Each entry below is to be transcribed exactly.

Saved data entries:
** START **

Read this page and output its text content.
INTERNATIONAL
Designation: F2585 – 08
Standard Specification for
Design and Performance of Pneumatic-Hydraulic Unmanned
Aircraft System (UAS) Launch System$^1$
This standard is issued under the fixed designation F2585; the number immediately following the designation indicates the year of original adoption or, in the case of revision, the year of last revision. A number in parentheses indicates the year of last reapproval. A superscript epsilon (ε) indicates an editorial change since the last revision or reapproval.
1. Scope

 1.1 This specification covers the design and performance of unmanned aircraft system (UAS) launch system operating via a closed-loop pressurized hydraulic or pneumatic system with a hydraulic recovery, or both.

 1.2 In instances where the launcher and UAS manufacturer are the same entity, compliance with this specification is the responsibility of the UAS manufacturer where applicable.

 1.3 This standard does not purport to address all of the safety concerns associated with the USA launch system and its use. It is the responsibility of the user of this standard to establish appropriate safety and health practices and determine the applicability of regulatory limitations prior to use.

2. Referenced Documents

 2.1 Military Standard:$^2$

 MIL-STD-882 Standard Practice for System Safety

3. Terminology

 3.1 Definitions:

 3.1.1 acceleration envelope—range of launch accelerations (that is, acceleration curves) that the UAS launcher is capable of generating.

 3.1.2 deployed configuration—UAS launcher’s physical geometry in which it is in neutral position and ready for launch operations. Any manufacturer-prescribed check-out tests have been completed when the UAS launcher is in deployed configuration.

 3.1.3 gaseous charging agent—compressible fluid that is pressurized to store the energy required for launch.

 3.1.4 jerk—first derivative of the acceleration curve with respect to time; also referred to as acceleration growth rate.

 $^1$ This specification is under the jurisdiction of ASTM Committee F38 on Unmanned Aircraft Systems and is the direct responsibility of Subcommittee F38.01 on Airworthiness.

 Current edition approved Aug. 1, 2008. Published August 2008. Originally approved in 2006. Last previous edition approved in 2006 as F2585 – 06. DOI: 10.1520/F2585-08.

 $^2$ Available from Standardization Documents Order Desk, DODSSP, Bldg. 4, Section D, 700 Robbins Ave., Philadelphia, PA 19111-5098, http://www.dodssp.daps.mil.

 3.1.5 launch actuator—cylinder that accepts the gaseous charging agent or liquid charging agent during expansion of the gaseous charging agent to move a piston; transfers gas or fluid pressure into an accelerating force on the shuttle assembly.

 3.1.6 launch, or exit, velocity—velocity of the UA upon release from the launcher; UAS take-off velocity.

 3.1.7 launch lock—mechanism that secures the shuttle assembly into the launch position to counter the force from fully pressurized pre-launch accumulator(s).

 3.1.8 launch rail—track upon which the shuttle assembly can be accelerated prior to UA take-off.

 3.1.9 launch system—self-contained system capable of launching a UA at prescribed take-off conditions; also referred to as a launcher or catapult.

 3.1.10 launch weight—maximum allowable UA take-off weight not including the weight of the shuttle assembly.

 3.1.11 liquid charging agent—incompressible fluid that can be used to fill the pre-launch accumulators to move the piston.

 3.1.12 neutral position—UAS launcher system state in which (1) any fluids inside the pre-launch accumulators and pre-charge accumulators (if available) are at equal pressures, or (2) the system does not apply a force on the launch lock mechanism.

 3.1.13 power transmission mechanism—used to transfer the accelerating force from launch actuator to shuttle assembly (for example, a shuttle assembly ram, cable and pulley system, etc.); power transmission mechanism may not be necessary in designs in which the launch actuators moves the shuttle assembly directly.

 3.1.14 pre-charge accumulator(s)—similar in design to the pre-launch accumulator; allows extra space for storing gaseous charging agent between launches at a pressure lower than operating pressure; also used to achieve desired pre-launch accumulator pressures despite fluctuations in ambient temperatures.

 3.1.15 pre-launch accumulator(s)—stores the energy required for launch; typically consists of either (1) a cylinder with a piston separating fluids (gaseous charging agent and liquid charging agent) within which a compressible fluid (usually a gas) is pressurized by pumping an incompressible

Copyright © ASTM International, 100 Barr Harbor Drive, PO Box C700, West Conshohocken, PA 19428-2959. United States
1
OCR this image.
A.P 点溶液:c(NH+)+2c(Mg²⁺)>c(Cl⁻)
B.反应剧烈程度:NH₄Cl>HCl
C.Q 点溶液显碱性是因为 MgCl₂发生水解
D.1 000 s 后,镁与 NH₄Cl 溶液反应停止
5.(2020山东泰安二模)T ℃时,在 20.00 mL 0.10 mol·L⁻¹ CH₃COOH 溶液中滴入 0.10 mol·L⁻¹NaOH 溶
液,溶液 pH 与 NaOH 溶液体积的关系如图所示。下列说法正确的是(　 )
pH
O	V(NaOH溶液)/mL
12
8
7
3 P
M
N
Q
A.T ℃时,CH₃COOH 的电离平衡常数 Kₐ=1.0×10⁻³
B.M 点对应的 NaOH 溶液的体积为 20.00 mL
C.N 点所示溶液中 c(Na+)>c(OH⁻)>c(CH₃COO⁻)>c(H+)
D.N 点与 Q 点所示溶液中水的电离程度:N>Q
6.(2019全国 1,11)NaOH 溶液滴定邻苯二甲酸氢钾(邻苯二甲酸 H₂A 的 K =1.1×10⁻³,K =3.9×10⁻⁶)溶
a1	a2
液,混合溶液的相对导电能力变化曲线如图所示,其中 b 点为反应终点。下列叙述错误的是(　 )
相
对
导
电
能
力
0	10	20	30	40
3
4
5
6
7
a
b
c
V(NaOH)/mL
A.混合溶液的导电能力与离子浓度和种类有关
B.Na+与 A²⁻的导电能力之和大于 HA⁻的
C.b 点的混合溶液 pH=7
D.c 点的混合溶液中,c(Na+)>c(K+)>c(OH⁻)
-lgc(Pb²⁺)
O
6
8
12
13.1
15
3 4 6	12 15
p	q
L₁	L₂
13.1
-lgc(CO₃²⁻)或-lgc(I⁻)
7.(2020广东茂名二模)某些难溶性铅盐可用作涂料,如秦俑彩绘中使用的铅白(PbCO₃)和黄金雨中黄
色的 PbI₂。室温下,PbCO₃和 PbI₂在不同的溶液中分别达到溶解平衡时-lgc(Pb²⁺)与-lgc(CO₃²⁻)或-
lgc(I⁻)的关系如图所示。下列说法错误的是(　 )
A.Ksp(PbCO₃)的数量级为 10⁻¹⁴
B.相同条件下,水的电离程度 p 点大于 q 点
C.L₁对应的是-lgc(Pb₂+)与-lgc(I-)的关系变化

** END **

# [EXERCISE OUTPUT]
Read this page and output its text content.
INTERNATIONAL
Designation: F2585 – 08
Standard Specification for
Design and Performance of Pneumatic-Hydraulic Unmanned
Aircraft System (UAS) Launch System$^1$
This standard is issued under the fixed designation F2585; the number immediately following the designation indicates the year of original adoption or, in the case of revision, the year of last revision. A number in parentheses indicates the year of last reapproval. A superscript epsilon (ε) indicates an editorial change since the last revision or reapproval.
1. Scope

 1.1 This specification covers the design and performance of unmanned aircraft system (UAS) launch system operating via a closed-loop pressurized hydraulic or pneumatic system with a hydraulic recovery, or both.

 1.2 In instances where the launcher and UAS manufacturer are the same entity, compliance with this specification is the responsibility of the UAS manufacturer where applicable.

 1.3 This standard does not purport to address all of the safety concerns associated with the USA launch system and its use. It is the responsibility of the user of this standard to establish appropriate safety and health practices and determine the applicability of regulatory limitations prior to use.

2. Referenced Documents

 2.1 Military Standard:$^2$

 MIL-STD-882 Standard Practice for System Safety

3. Terminology

 3.1 Definitions:

 3.1.1 acceleration envelope—range of launch accelerations (that is, acceleration curves) that the UAS launcher is capable of generating.

 3.1.2 deployed configuration—UAS launcher’s physical geometry in which it is in neutral position and ready for launch operations. Any manufacturer-prescribed check-out tests have been completed when the UAS launcher is in deployed configuration.

 3.1.3 gaseous charging agent—compressible fluid that is pressurized to store the energy required for launch.

 3.1.4 jerk—first derivative of the acceleration curve with respect to time; also referred to as acceleration growth rate.

 $^1$ This specification is under the jurisdiction of ASTM Committee F38 on Unmanned Aircraft Systems and is the direct responsibility of Subcommittee F38.01 on Airworthiness.

 Current edition approved Aug. 1, 2008. Published August 2008. Originally approved in 2006. Last previous edition approved in 2006 as F2585 – 06. DOI: 10.1520/F2585-08.

 $^2$ Available from Standardization Documents Order Desk, DODSSP, Bldg. 4, Section D, 700 Robbins Ave., Philadelphia, PA 19111-5098, http://www.dodssp.daps.mil.

 3.1.5 launch actuator—cylinder that accepts the gaseous charging agent or liquid charging agent during expansion of the gaseous charging agent to move a piston; transfers gas or fluid pressure into an accelerating force on the shuttle assembly.

 3.1.6 launch, or exit, velocity—velocity of the UA upon release from the launcher; UAS take-off velocity.

 3.1.7 launch lock—mechanism that secures the shuttle assembly into the launch position to counter the force from fully pressurized pre-launch accumulator(s).

 3.1.8 launch rail—track upon which the shuttle assembly can be accelerated prior to UA take-off.

 3.1.9 launch system—self-contained system capable of launching a UA at prescribed take-off conditions; also referred to as a launcher or catapult.

 3.1.10 launch weight—maximum allowable UA take-off weight not including the weight of the shuttle assembly.

 3.1.11 liquid charging agent—incompressible fluid that can be used to fill the pre-launch accumulators to move the piston.

 3.1.12 neutral position—UAS launcher system state in which (1) any fluids inside the pre-launch accumulators and pre-charge accumulators (if available) are at equal pressures, or (2) the system does not apply a force on the launch lock mechanism.

 3.1.13 power transmission mechanism—used to transfer the accelerating force from launch actuator to shuttle assembly (for example, a shuttle assembly ram, cable and pulley system, etc.); power transmission mechanism may not be necessary in designs in which the launch actuators moves the shuttle assembly directly.

 3.1.14 pre-charge accumulator(s)—similar in design to the pre-launch accumulator; allows extra space for storing gaseous charging agent between launches at a pressure lower than operating pressure; also used to achieve desired pre-launch accumulator pressures despite fluctuations in ambient temperatures.

 3.1.15 pre-launch accumulator(s)—stores the energy required for launch; typically consists of either (1) a cylinder with a piston separating fluids (gaseous charging agent and liquid charging agent) within which a compressible fluid (usually a gas) is pressurized by pumping an incompressible

Copyright © ASTM International, 100 Barr Harbor Drive, PO Box C700, West Conshohocken, PA 19428-2959. United States
1
OCR this image.
A.P 点溶液:c(NH+)+2c(Mg²⁺)>c(Cl⁻)
B.反应剧烈程度:NH₄Cl>HCl
C.Q 点溶液显碱性是因为 MgCl₂发生水解
D.1 000 s 后,镁与 NH₄Cl 溶液反应停止
5.(2020山东泰安二模)T ℃时,在 20.00 mL 0.10 mol·L⁻¹ CH₃COOH 溶液中滴入 0.10 mol·L⁻¹NaOH 溶
液,溶液 pH 与 NaOH 溶液体积的关系如图所示。下列说法正确的是(　 )
pH
O	V(NaOH溶液)/mL
12
8
7
3 P
M
N
Q
A.T ℃时,CH₃COOH 的电离平衡常数 Kₐ=1.0×10⁻³
B.M 点对应的 NaOH 溶液的体积为 20.00 mL
C.N 点所示溶液中 c(Na+)>c(OH⁻)>c(CH₃COO⁻)>c(H+)
D.N 点与 Q 点所示溶液中水的电离程度:N>Q
6.(2019全国 1,11)NaOH 溶液滴定邻苯二甲酸氢钾(邻苯二甲酸 H₂A 的 K =1.1×10⁻³,K =3.9×10⁻⁶)溶
a1	a2
液,混合溶液的相对导电能力变化曲线如图所示,其中 b 点为反应终点。下列叙述错误的是(　 )
相
对
导
电
能
力
0	10	20	30	40
3
4
5
6
7
a
b
c
V(NaOH)/mL
A.混合溶液的导电能力与离子浓度和种类有关
B.Na+与 A²⁻的导电能力之和大于 HA⁻的
C.b 点的混合溶液 pH=7
D.c 点的混合溶液中,c(Na+)>c(K+)>c(OH⁻)
-lgc(Pb²⁺)
O
6
8
12
13.1
15
3 4 6	12 15
p	q
L₁	L₂
13.1
-lgc(CO₃²⁻)或-lgc(I⁻)
7.(2020广东茂名二模)某些难溶性铅盐可用作涂料,如秦俑彩绘中使用的铅白(PbCO₃)和黄金雨中黄
色的 PbI₂。室温下,PbCO₃和 PbI₂在不同的溶液中分别达到溶解平衡时-lgc(Pb²⁺)与-lgc(CO₃²⁻)或-
lgc(I⁻)的关系如图所示。下列说法错误的是(　 )
A.Ksp(PbCO₃)的数量级为 10⁻¹⁴
B.相同条件下,水的电离程度 p 点大于 q 点
C.L₁对应的是-lgc(Pb₂+)与-lgc(I-)的关系变化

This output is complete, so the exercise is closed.